- _CONSIGNE_
Recopiez intégralement le texte sur les religions à l'école, sans y changer un seul mot.

- _TEXTE FOURNI_
- - -

Mais ce que les résultats ont en commun malgré les préjugés, c’est, de manière générale, la grande conscience des différences culturelles et religieuses qu’ont les jeunes. Ceci est encourageant parce que cela indique que les jeunes Européens sont capables de suivre le chemin du dialogue plutôt que celui de l’enfermement et du repli sur soi. S’ils estiment que les religions peuvent être source de conflits, ils sont d’avis qu’il serait tout à fait possible de vivre en paix avec des hommes et femmes de différentes religions en Europe.
Sortir de l'enfermement ou de l'ignoranceAfin qu’une telle possibilité puisse être saisie, l’école doit offrir un espace pour mieux connaître le rôle des religions. Sans entrer dans les détails, je peux dire que – les résultats de notre recherche le démontrent – les élèves européens sont intéressés par les faits religieux, à condition que l’école offre une possibilité d’apprendre et d’en discuter. Cela concerne aussi bien des élèves sans attaches religieuses, pour qui l’école est le seul endroit où ils peuvent apprendre quelque chose sur le sujet, que les élèves attachés à telle ou telle religion, pour qui l’école constitue souvent le seul endroit où ils peuvent comparer entre eux différents faits religieux.
Ce n’est pas un sauf-conduit pour (ré)introduire des organisations religieuses dans les écoles. Bien au contraire. Cela ne peut fonctionner qu’à la condition d’une séparation de l’Etat et des religions.
«Parler de religions à l’école, à quoi ça sert?» A mieux appréhender la diversité culturelle et religieuse qui existe dans nos sociétés, à mieux connaître l’origine de nos traditions tout en s’intéressant à d’autres modes de pensée, à favoriser l’apprentissage du dialogue et du respect entre individus, dans l’école comme dans la société. Cela sert clairement à renforcer la cohésion sociale au sein d’une population européenne de plus en plus diversifiée.

- - -

- _DONNÉES PRÉSENTÉES_

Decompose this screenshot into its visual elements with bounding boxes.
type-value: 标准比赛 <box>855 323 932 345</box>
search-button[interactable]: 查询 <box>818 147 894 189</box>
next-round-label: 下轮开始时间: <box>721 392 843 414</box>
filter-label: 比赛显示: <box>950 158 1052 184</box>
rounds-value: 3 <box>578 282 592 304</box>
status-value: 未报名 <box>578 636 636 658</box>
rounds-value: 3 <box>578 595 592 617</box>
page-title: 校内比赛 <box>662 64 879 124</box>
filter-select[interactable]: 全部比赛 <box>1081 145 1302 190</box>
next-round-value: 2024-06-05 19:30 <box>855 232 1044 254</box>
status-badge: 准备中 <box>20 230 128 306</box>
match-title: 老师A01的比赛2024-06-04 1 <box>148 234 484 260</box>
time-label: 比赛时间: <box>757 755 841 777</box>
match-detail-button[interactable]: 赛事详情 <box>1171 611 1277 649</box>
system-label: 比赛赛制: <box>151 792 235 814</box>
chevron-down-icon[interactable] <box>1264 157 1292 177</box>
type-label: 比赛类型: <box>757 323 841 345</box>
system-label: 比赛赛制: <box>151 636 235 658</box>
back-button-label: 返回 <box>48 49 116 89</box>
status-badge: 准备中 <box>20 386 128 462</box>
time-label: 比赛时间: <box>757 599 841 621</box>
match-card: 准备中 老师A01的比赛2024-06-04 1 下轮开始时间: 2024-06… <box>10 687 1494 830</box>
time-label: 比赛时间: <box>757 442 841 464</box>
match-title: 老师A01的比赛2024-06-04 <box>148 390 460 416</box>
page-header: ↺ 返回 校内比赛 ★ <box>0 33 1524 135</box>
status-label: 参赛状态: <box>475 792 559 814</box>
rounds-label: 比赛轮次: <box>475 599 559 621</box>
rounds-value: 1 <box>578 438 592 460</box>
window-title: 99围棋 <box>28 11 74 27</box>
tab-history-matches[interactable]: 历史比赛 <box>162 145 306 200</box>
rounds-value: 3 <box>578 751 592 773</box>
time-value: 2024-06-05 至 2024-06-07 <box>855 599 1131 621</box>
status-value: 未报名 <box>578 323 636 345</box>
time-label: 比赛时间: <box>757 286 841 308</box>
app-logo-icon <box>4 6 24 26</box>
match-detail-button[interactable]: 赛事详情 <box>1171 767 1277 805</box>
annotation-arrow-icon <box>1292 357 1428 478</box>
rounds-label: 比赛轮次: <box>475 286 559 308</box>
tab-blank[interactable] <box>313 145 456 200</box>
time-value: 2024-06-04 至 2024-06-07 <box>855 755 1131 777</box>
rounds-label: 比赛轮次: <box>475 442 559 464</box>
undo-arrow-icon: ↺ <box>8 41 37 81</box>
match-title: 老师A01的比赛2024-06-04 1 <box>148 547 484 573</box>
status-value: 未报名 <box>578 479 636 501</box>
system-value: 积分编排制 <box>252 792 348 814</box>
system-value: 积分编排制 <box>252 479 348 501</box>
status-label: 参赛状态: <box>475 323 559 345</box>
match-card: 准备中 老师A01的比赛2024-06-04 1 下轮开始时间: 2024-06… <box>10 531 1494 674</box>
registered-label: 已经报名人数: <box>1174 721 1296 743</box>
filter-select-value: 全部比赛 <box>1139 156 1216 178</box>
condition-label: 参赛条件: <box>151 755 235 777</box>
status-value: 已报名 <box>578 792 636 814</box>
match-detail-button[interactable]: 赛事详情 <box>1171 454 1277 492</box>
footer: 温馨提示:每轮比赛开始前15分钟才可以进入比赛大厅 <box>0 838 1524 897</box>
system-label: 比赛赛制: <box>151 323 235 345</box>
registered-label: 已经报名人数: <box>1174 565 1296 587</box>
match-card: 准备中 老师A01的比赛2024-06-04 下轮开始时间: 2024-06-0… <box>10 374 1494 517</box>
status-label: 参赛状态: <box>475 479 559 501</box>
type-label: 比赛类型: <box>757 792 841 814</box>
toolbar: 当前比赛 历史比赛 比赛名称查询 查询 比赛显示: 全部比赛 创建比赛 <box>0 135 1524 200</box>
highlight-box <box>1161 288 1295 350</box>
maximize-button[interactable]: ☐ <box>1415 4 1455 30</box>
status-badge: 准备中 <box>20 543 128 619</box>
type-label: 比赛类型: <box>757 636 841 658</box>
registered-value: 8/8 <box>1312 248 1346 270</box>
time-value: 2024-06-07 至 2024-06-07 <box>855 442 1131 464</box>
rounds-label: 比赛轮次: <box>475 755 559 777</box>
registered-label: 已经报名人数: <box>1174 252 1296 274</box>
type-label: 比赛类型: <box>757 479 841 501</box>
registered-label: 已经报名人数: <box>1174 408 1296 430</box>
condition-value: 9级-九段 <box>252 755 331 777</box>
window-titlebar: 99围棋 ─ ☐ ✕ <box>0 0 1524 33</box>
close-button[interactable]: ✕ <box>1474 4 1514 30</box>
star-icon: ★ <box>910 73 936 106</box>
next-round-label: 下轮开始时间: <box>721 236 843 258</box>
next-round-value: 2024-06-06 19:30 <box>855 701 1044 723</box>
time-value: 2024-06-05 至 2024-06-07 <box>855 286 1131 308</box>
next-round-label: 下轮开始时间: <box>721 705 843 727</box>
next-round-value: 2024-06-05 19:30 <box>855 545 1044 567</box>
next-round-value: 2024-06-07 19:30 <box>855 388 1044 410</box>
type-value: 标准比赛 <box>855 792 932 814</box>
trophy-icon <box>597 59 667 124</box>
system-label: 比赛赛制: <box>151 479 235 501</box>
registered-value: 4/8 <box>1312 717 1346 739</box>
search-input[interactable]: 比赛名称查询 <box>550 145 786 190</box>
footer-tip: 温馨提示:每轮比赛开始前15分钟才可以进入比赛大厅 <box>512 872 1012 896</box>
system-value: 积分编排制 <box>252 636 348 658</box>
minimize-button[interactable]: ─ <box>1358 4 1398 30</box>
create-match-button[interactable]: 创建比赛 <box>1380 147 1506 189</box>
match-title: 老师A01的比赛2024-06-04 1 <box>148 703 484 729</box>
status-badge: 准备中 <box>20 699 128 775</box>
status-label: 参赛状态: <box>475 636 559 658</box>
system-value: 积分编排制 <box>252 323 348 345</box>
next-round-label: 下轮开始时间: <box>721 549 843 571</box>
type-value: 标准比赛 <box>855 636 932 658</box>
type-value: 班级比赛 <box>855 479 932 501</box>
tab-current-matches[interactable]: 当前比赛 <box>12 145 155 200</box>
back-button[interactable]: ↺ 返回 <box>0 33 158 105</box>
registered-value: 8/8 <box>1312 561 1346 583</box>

- - -

- _RÉPONSE RÉDIGÉE_
Mais ce que les résultats ont en commun malgré les préjugés, c’est, de manière générale, la grande conscience des différences culturelles et religieuses qu’ont les jeunes. Ceci est encourageant parce que cela indique que les jeunes Européens sont capables de suivre le chemin du dialogue plutôt que celui de l’enfermement et du repli sur soi. S’ils estiment que les religions peuvent être source de conflits, ils sont d’avis qu’il serait tout à fait possible de vivre en paix avec des hommes et femmes de différentes religions en Europe.
Sortir de l'enfermement ou de l'ignoranceAfin qu’une telle possibilité puisse être saisie, l’école doit offrir un espace pour mieux connaître le rôle des religions. Sans entrer dans les détails, je peux dire que – les résultats de notre recherche le démontrent – les élèves européens sont intéressés par les faits religieux, à condition que l’école offre une possibilité d’apprendre et d’en discuter. Cela concerne aussi bien des élèves sans attaches religieuses, pour qui l’école est le seul endroit où ils peuvent apprendre quelque chose sur le sujet, que les élèves attachés à telle ou telle religion, pour qui l’école constitue souvent le seul endroit où ils peuvent comparer entre eux différents faits religieux.
Ce n’est pas un sauf-conduit pour (ré)introduire des organisations religieuses dans les écoles. Bien au contraire. Cela ne peut fonctionner qu’à la condition d’une séparation de l’Etat et des religions.
«Parler de religions à l’école, à quoi ça sert?» A mieux appréhender la diversité culturelle et religieuse qui existe dans nos sociétés, à mieux connaître l’origine de nos traditions tout en s’intéressant à d’autres modes de pensée, à favoriser l’apprentissage du dialogue et du respect entre individus, dans l’école comme dans la société. Cela sert clairement à renforcer la cohésion sociale au sein d’une population européenne de plus en plus diversifiée.